Supplied information.
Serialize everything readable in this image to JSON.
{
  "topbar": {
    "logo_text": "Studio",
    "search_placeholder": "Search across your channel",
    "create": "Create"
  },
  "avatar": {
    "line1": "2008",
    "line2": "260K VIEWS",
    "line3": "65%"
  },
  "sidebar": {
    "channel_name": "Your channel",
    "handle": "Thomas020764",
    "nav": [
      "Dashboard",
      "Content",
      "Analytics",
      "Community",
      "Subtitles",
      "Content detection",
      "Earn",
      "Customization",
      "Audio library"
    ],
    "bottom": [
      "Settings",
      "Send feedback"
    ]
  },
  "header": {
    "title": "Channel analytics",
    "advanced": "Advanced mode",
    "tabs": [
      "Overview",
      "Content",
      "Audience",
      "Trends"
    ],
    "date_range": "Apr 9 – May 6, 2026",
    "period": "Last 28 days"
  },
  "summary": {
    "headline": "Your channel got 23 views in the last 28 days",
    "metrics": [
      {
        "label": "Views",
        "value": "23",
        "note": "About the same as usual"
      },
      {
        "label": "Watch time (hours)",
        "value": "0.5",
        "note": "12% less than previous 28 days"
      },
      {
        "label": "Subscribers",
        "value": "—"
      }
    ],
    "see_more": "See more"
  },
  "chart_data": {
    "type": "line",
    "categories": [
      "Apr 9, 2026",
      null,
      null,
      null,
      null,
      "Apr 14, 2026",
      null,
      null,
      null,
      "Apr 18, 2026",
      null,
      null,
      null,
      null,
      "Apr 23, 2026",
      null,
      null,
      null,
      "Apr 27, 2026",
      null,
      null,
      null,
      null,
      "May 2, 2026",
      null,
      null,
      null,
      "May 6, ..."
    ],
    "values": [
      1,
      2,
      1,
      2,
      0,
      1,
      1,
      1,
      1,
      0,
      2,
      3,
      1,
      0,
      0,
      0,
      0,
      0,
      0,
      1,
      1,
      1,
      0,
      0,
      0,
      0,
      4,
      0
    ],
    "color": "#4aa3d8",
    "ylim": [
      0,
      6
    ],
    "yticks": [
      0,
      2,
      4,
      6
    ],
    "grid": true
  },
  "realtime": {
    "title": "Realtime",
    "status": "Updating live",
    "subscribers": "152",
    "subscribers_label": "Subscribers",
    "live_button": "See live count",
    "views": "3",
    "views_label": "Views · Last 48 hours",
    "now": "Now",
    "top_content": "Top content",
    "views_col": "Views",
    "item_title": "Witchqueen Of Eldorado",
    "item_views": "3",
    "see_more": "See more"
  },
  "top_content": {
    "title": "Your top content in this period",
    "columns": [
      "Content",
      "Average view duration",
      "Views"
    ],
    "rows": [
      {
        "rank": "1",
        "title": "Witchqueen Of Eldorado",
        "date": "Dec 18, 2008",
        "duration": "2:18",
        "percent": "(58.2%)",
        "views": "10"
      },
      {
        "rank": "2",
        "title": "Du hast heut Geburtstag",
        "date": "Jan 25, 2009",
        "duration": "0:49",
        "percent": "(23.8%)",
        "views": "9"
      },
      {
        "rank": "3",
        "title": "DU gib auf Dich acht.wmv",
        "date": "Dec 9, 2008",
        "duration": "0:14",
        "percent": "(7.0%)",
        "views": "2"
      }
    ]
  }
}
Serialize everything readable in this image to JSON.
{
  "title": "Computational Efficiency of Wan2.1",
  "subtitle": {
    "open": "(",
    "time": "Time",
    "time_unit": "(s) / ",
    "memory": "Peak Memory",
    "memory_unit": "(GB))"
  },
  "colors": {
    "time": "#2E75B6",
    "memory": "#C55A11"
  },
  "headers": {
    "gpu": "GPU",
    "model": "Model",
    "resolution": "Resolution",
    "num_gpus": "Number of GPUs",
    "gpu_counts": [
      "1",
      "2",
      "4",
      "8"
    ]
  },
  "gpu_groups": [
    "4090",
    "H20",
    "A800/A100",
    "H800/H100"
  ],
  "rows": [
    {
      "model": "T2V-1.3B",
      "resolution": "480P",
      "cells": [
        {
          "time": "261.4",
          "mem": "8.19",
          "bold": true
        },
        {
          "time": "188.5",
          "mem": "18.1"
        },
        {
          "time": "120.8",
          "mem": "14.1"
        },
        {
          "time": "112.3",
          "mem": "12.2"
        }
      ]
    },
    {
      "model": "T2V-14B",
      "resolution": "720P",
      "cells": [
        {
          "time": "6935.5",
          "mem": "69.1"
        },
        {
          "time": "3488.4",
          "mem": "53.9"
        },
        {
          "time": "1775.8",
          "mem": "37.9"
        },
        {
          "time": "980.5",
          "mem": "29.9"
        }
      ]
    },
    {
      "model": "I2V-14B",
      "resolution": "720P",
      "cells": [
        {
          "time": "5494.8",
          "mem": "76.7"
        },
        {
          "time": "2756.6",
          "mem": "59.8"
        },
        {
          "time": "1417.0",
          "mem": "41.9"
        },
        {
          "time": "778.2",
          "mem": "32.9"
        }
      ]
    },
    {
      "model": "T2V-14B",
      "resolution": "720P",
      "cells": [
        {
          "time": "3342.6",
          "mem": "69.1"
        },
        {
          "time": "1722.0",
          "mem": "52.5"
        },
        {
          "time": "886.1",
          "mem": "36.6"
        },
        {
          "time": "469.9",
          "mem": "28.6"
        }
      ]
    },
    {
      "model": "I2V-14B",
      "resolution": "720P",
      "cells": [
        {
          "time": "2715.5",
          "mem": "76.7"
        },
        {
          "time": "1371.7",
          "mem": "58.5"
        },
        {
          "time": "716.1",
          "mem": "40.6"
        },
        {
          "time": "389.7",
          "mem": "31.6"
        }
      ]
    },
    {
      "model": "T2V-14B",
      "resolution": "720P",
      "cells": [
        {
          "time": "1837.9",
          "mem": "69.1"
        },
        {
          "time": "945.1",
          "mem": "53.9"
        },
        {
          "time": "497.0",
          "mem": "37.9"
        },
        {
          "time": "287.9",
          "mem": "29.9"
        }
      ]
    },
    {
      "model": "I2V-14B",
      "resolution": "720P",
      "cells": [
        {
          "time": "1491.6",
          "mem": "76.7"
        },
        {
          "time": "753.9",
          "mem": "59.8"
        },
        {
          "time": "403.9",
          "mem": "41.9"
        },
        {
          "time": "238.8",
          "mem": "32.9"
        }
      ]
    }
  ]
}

Work instructions.
Note how many lines in the listing above hold the string "live", then give only that figure.

Reply to the exercise.
2